> Exercise input:
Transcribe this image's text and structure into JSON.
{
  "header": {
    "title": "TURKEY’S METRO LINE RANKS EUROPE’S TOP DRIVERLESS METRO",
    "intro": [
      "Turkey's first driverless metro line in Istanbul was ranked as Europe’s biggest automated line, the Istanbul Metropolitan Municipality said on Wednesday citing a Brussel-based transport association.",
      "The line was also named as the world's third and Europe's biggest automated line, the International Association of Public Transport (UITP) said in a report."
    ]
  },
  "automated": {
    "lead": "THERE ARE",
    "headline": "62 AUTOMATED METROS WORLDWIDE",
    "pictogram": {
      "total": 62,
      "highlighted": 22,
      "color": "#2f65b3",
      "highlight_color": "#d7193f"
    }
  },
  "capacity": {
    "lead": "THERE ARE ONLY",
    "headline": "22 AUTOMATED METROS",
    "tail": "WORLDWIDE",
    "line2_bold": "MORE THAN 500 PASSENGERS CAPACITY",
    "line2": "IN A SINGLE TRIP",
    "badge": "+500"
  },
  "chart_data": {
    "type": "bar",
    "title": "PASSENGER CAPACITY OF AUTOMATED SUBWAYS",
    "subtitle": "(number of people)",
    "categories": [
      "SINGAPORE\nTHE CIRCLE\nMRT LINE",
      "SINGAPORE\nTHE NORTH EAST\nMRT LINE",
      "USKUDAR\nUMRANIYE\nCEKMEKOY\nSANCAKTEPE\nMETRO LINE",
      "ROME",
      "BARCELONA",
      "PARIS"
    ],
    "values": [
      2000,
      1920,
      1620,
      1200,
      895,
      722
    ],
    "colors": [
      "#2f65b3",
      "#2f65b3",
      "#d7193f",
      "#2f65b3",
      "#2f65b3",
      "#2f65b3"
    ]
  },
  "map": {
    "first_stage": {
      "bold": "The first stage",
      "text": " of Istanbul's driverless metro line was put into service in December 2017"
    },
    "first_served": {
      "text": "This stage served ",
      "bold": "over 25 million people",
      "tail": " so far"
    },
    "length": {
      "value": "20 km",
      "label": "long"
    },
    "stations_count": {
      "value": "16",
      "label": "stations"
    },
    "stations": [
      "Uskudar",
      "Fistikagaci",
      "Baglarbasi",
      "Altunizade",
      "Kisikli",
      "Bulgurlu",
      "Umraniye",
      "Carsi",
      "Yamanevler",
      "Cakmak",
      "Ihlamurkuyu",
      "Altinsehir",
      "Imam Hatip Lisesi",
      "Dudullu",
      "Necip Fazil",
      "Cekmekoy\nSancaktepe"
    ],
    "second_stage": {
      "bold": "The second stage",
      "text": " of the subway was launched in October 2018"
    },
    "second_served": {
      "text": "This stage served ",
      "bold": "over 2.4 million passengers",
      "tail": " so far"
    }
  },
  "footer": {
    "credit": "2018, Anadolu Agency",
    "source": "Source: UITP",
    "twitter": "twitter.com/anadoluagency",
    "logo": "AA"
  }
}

> Task prompt:
Say how many lines of the data include the string "biggest". Nothing other than the number should be given.

> The completed task:
2